→ What is being asked
Which lines hold the word "unit"? Copy each of them.

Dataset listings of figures
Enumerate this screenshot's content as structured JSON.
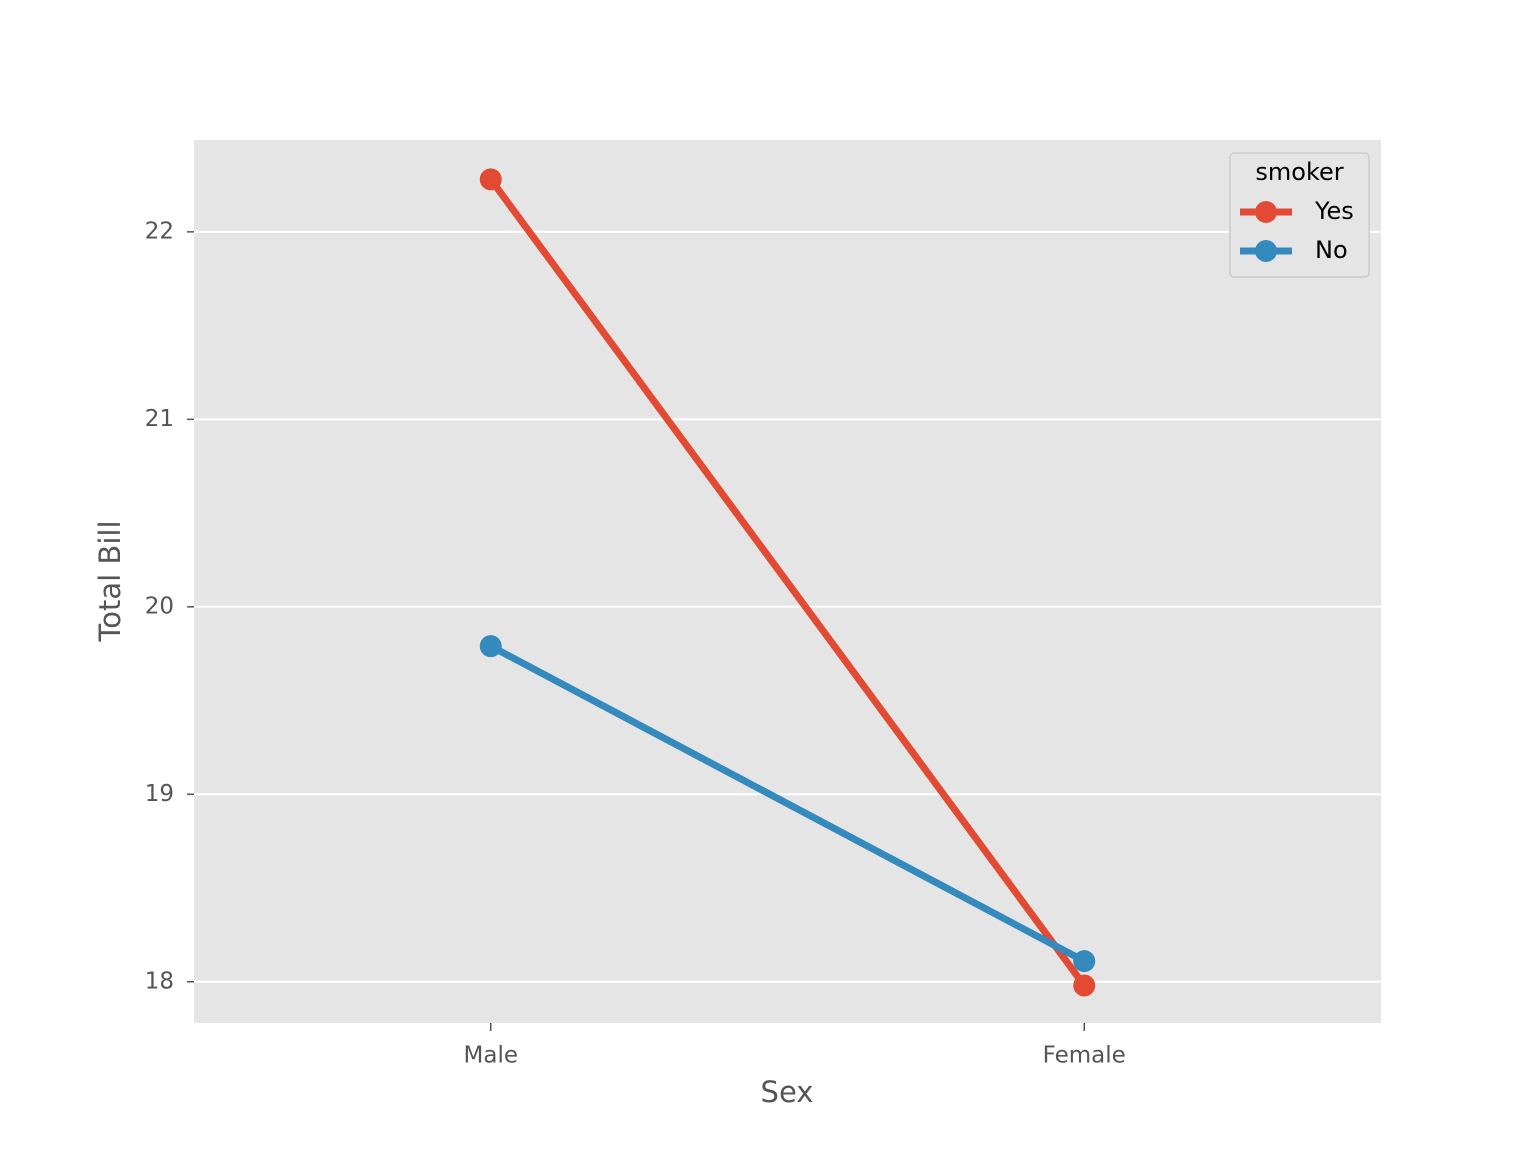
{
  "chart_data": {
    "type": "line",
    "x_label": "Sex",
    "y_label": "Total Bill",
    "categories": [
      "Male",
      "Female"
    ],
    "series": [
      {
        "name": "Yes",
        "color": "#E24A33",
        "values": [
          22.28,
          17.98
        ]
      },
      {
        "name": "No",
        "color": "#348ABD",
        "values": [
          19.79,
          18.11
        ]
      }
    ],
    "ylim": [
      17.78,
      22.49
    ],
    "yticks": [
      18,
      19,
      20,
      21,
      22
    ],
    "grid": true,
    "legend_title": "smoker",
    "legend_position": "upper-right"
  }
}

==

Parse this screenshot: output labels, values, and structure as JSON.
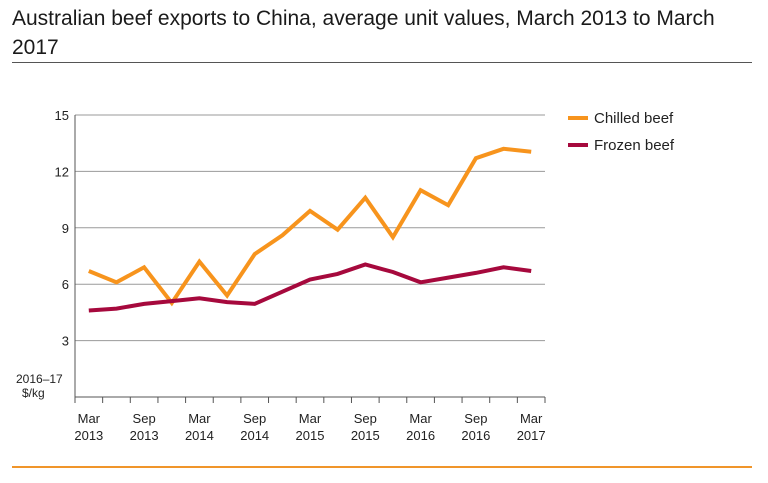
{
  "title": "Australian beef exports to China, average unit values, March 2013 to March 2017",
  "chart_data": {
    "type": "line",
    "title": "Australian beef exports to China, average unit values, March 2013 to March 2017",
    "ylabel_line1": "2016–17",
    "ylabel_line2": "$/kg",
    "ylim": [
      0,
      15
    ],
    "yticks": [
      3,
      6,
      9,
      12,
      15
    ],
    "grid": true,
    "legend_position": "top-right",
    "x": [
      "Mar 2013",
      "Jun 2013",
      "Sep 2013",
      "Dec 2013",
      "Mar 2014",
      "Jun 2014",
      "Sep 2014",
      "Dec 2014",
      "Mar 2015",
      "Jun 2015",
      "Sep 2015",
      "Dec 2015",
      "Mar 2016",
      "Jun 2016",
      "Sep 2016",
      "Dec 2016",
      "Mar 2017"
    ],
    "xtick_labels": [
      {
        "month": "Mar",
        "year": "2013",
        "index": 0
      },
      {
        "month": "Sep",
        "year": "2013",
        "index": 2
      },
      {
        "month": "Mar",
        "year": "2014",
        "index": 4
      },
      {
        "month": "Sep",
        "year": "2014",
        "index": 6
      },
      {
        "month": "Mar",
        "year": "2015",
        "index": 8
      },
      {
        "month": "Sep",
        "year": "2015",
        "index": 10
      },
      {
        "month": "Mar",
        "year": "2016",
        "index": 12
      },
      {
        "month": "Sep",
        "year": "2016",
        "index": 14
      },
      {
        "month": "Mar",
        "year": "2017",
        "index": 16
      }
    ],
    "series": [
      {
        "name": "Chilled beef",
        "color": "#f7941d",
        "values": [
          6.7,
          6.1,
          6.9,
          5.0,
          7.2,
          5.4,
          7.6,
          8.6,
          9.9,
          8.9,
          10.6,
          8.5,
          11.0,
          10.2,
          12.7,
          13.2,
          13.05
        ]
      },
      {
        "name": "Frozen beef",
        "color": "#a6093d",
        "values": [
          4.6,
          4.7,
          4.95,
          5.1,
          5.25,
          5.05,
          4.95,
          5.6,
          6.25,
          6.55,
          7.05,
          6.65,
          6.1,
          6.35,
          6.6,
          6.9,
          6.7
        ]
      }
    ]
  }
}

→ Complete output
  "title": "Australian beef exports to China, average unit values, March 2013 to March 2017",
    "title": "Australian beef exports to China, average unit values, March 2013 to March 2017",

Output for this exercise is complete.